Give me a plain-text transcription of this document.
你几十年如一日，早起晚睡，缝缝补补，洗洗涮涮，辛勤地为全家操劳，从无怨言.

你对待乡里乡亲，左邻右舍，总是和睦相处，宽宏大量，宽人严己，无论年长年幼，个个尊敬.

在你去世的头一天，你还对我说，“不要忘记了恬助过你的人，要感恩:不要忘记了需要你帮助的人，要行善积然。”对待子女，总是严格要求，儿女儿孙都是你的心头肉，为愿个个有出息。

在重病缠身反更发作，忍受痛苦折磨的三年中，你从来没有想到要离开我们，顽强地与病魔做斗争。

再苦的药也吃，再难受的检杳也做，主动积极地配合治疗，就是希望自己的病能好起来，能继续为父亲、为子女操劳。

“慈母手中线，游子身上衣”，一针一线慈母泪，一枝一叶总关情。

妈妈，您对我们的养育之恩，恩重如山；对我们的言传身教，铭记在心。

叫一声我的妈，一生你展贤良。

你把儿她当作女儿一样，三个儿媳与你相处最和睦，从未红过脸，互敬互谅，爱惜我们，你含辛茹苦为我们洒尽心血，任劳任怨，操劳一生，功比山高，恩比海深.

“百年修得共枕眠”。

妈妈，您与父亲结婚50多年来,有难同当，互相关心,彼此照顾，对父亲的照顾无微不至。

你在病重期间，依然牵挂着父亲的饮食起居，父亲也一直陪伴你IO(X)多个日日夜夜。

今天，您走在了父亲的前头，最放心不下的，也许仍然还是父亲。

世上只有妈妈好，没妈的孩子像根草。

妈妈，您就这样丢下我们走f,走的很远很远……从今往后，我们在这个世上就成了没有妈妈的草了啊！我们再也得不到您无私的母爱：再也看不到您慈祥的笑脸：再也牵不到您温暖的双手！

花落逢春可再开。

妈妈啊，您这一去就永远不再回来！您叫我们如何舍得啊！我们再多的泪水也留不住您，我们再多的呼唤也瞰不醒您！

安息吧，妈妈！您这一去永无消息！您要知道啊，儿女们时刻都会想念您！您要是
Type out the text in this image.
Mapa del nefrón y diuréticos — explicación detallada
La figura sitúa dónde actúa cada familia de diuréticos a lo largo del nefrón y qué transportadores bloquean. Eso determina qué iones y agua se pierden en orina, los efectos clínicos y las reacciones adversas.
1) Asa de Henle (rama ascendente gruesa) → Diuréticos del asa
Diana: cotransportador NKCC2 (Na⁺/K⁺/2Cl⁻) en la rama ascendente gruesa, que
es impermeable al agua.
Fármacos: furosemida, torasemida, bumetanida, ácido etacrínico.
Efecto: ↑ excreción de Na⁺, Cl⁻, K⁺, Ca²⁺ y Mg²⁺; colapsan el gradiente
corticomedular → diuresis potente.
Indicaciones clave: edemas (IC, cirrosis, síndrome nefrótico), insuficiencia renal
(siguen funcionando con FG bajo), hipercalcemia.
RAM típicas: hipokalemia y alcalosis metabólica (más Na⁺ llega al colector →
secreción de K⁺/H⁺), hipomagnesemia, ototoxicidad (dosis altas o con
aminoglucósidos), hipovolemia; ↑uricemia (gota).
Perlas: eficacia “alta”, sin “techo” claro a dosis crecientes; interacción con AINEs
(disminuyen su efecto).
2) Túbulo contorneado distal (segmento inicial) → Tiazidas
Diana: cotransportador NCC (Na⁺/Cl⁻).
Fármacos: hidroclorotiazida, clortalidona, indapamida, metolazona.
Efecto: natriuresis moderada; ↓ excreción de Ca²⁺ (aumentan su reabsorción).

WRITTEN TASK
Copy the lines from the entries above in which the word "text" appears.

THE SOLUTION
Give me a plain-text transcription of this document.
Type out the text in this image.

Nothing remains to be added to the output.